_Quoted text_:
In this case, I think Thomas's suggestion makes much more sense. Let's
just add a property to the QID which allows an index to be restricted
to particular paths.

Regards,
Justin

>
> D.
>
>

Re: reindex improvements

Posted by Davide Giannella <da...@apache.org>.

On 26/08/2014 14:13, Justin Edelson wrote:
> Hi Davide,
> So what would happen to the already-indexed content which wasn't in
> one of the reindexPaths?
>
> For example, let's say I'm building an index of a property called
> "keywords". In the repo, I have:
>
> /content/foo@keywords=something
> /content/bar/one@keywords=something
> /content/bar/two@keywords=something
>
> And then I trigger a reindex with reindexPaths = /content/bar.
>
> Would //element(*)[@keywords='something'] still return /content/foo ?
>
In my idea no.

Currently when reindexing the :index node, where the actual index is
stored, is deleted and recreated.

I would keep the same approach. I'm thinking of this as an advanced
feature that someone has to know how to use it. So in the above example
I would specify either: /content or /content/bar, /content/foo.

It's a dangerous thing though. I can see it. :)

D.

Re: reindex improvements

Posted by Justin Edelson <ju...@justinedelson.com>.

Hi Davide,
So what would happen to the already-indexed content which wasn't in
one of the reindexPaths?

For example, let's say I'm building an index of a property called
"keywords". In the repo, I have:

/content/foo@keywords=something
/content/bar/one@keywords=something
/content/bar/two@keywords=something

And then I trigger a reindex with reindexPaths = /content/bar.

Would //element(*)[@keywords='something'] still return /content/foo ?

Regards,
Justin


On Tue, Aug 26, 2014 at 6:04 AM, Davide Giannella <da...@apache.org> wrote:
> Hello team,
>
> when we issue the reindex by changing the index definition with
> `reindex=true` the algorithm scan all the repository and issue the "node
> modified/added" to the specified index.
>
> While this works with small repositories it doesn't really scale with
> big ones.
>
> So for taking an extreme example, we have 2 millions node repository
> with only 1 node with the required property. The reindex will keep going
> for as long the 2m node have not been scanned. And with very active
> repositories where we changes a lot of nodes, manually or not, we could
> virtually have an endless reindexing.

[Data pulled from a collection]
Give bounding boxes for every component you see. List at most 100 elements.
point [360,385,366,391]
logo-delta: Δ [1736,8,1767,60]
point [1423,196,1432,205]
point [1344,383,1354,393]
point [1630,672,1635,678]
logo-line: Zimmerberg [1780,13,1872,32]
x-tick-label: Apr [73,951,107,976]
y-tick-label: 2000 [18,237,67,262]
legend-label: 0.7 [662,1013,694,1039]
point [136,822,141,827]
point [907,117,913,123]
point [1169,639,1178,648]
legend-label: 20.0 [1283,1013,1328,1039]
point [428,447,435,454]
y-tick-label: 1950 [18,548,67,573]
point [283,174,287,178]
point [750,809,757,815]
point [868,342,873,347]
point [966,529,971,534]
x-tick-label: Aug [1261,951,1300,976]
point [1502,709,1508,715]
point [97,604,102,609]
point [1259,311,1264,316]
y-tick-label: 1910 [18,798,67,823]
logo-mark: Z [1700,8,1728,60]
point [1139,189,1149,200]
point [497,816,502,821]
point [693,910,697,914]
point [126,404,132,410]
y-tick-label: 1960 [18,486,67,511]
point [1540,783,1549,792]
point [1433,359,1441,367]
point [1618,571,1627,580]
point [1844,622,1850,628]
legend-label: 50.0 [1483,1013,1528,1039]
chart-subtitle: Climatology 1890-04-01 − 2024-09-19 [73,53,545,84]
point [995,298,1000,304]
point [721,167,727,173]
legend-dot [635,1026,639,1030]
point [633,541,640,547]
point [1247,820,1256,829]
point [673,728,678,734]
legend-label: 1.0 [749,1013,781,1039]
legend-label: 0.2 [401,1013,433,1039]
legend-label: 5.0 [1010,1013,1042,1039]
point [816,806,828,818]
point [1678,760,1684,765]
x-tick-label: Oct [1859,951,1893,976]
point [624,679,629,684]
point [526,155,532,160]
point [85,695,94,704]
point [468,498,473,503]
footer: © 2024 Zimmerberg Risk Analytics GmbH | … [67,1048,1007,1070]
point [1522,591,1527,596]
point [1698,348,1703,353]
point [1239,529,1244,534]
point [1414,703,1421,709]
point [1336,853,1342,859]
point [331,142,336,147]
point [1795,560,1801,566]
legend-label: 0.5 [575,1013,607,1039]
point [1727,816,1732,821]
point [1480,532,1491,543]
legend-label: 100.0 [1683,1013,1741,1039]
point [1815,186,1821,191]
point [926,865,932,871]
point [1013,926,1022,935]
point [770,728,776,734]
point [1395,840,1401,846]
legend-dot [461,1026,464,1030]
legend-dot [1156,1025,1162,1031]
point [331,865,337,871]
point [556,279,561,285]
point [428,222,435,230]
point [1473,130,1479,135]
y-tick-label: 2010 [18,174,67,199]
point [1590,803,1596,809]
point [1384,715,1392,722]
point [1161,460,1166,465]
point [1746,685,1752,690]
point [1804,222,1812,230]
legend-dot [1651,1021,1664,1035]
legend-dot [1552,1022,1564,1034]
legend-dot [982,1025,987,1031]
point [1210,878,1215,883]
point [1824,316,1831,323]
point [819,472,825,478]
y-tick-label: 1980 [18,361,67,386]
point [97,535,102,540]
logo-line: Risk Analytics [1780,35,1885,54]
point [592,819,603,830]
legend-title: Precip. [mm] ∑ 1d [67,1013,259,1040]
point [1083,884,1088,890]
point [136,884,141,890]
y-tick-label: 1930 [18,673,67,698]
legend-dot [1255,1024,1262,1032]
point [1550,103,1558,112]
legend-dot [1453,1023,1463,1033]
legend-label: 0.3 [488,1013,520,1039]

_Exercise objective_:
In the thread about reindex improvements, write out each repository entry given in the example of building an index of a property called "keywords". You won't need the listing at all.

_Answer to this problem_:
/content/foo@keywords=something
/content/bar/one@keywords=something
/content/bar/two@keywords=something